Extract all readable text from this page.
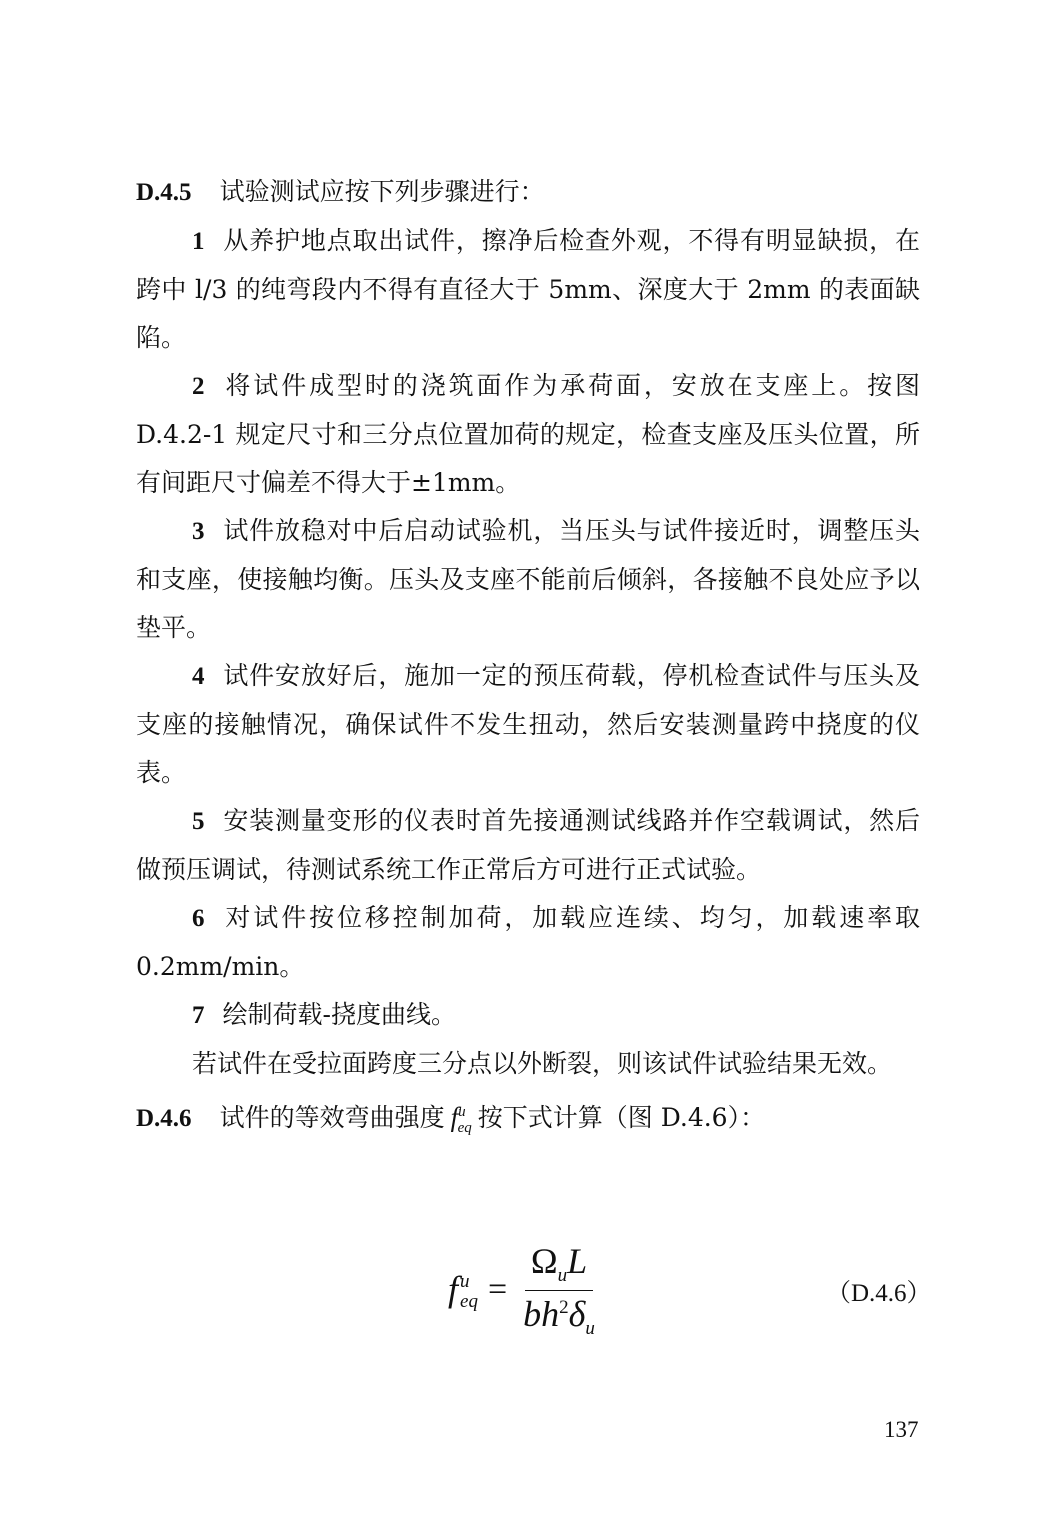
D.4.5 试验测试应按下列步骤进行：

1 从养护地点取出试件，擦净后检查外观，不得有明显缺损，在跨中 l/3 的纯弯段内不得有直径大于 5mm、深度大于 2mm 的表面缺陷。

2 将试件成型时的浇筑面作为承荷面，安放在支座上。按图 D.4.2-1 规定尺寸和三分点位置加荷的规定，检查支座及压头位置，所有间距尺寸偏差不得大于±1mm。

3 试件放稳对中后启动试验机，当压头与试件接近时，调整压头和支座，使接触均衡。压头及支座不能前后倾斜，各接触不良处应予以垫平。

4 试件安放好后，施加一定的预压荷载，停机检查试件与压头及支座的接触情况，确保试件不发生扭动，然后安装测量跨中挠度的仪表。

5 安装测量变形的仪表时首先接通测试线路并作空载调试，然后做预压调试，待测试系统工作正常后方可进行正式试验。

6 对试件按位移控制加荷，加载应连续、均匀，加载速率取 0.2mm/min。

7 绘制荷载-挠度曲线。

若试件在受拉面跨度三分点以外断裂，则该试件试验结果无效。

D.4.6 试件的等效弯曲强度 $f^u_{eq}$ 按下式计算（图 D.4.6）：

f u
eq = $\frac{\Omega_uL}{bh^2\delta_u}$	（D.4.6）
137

——————————

- **WHAT IS EXPECTED**: In your copy, repeat each record exactly and include no pictures.

- **WRITTEN SOLUTION**:
Extract all readable text from this page.
D.4.5 试验测试应按下列步骤进行：

1 从养护地点取出试件，擦净后检查外观，不得有明显缺损，在跨中 l/3 的纯弯段内不得有直径大于 5mm、深度大于 2mm 的表面缺陷。

2 将试件成型时的浇筑面作为承荷面，安放在支座上。按图 D.4.2-1 规定尺寸和三分点位置加荷的规定，检查支座及压头位置，所有间距尺寸偏差不得大于±1mm。

3 试件放稳对中后启动试验机，当压头与试件接近时，调整压头和支座，使接触均衡。压头及支座不能前后倾斜，各接触不良处应予以垫平。

4 试件安放好后，施加一定的预压荷载，停机检查试件与压头及支座的接触情况，确保试件不发生扭动，然后安装测量跨中挠度的仪表。

5 安装测量变形的仪表时首先接通测试线路并作空载调试，然后做预压调试，待测试系统工作正常后方可进行正式试验。

6 对试件按位移控制加荷，加载应连续、均匀，加载速率取 0.2mm/min。

7 绘制荷载-挠度曲线。

若试件在受拉面跨度三分点以外断裂，则该试件试验结果无效。

D.4.6 试件的等效弯曲强度 $f^u_{eq}$ 按下式计算（图 D.4.6）：

f u
eq = $\frac{\Omega_uL}{bh^2\delta_u}$	（D.4.6）
137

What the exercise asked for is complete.